A noite foi salva, porém, por várias improvisações verdadeiramente brilhantes pelo saxofonista alto Todd Bashore e principalmente pelo trompetista Josh Evans – os seus solos sequenciais em “Off Minor” representaram o momento mais elevado do concerto –, bem como por uma ou outra interessante prestação pelo saxofonista tenor Stephen Gladeney, nomeadamente na leitura em quarteto de “Rhythm-a-Ning”.

Ensemble Super Moderne
A abertura da 3º noite do Angra Jazz coube ao Ensemble Super Moderne, um octeto oriundo do Porto, que apresentou uma das propostas mais arrojadas desta edição do festival. Não obstante a presença de excelentes solistas, a maior atenção desta formação está dirigida para a escrita, facto pelo qual urge louvar o gosto pelo rigor da composição e do arranjo incutido pelo maestro Carlos Azevedo desde os tempos em foi professor e mestre destes (ou de quase todos estes) seus atuais colegas.

O Ensemble Super Moderne recorre a fragmentos díspares do passado do jazz e de várias outras músicas – uma sonoridade cinematográfica esteve bem em foco no tema “Modern”, “Regui” é, obviamente, uma referência à música da Jamaica – e reorganiza-os de forma extremamente coerente, conferindo ao todo daí resultante, capaz de desafiar qualquer óbvia categorização, um significado e um poder de expressão muito próprios.

A música pode não ser fácil para todos os ouvidos, mas a plateia acabou por se render de forma visível (e audível nos crescentes aplausos) à qualidade deste projeto.

Matt Wilson Quartet
E a noite prosseguiu em grande com o quarteto de Matt Wilson, com uma performance do mais elevado nível, com todos os membros do grupo – o cornetista Kirk Knufke, o saxofonista/clarinetista Jeff Lederer e o contrabaixista Chris Lightcap – em apuradíssima forma, percorrendo em perfeita empatia um repertório excitante e diversificado, maculado apenas, aqui e ali, por alguma da redundância circular típica da música judaica. Mas mesmo nesses casos, a qualidade interpretativa ultrapassou as limitações colocadas pelo material temático.

A dupla Knufke-Lederer esteve sempre, tanto na sua interação como nas suas improvisações individuais, ao mais alto nível. Chris Lightcap foi um portento de segurança e um solista que nada deixou a desejar.

Wilson, em particular, confirmou-se como uma dos mais idiossincráticos e musicais bateristas da atualidade, tanto pelo perfeito domínio de uma enorme panóplia de recursos como pela sua facilidade melódica nas peles, sendo capaz de sugerir na bateria a melodia de qualquer tema – no seu solo em “Pee Wee Blues” (no qual tivemos a felicidade de contar com a participação de Jon Irabagon), o baterista fez-nos mesmo ouvir todas as notas dos 12 compassos que constituem o tema. Em suma, um belíssimo concerto a fechar a 3ª noite do festival.

Registos extraídos de uma coleção:
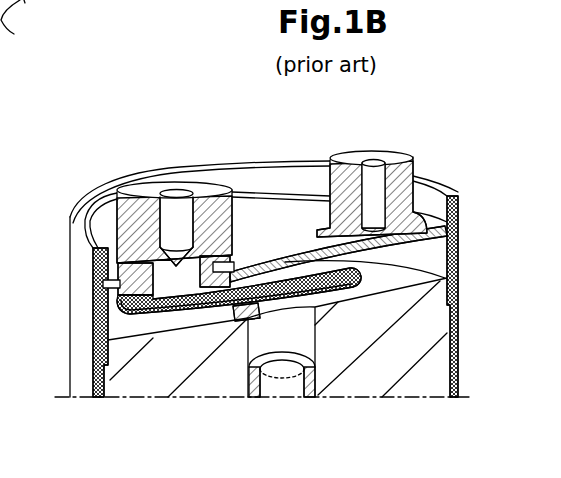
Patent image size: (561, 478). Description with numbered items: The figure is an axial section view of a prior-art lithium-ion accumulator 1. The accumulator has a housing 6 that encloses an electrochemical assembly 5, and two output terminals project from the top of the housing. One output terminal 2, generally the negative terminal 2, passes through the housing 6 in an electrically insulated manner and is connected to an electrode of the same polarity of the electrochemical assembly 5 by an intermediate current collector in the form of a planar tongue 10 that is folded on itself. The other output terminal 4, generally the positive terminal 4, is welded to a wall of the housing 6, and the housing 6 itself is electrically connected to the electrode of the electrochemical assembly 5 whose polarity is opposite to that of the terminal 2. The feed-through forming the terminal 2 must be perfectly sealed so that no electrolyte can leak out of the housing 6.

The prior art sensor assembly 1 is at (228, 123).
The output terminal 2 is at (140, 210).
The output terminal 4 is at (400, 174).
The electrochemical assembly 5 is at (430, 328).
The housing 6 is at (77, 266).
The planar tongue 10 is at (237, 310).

Conjunto de tarefas:
- A) Responde, com base no texto sobre o Angra Jazz, a cada pergunta numa linha própria, com a mesma marcação:
(i) Em que tema tocado em quarteto se destacou o saxofonista tenor Stephen Gladeney?
(ii) De que cidade é oriundo o Ensemble Super Moderne?
(iii) Quem participou em "Pee Wee Blues" durante o concerto do quarteto de Matt Wilson?
- B) Formata como tabela Markdown, com as colunas N.º e Conteúdo, tudo nos registos desde o início até à linha que contém "The housing 6 is at (77, 266).", ambas incluídas. Omite as linhas em branco e as imagens.

Respostas corretas:
- A)
(i) "Rhythm-a-Ning"
(ii) Porto
(iii) Jon Irabagon

- B)
| N.º | Conteúdo |
|---|---|
| 1 | Patent image size: (561, 478). Description with numbered items: The figure is an axial section view of a prior-art lithium-ion accumulator 1. The accumulator has a housing 6 that encloses an electrochemical assembly 5, and two output terminals project from the top of the housing. One output terminal 2, generally the negative terminal 2, passes through the housing 6 in an electrically insulated manner and is connected to an electrode of the same polarity of the electrochemical assembly 5 by an intermediate current collector in the form of a planar tongue 10 that is folded on itself. The other output terminal 4, generally the positive terminal 4, is welded to a wall of the housing 6, and the housing 6 itself is electrically connected to the electrode of the electrochemical assembly 5 whose polarity is opposite to that of the terminal 2. The feed-through forming the terminal 2 must be perfectly sealed so that no electrolyte can leak out of the housing 6. |
| 2 | The prior art sensor assembly 1 is at (228, 123). |
| 3 | The output terminal 2 is at (140, 210). |
| 4 | The output terminal 4 is at (400, 174). |
| 5 | The electrochemical assembly 5 is at (430, 328). |
| 6 | The housing 6 is at (77, 266). |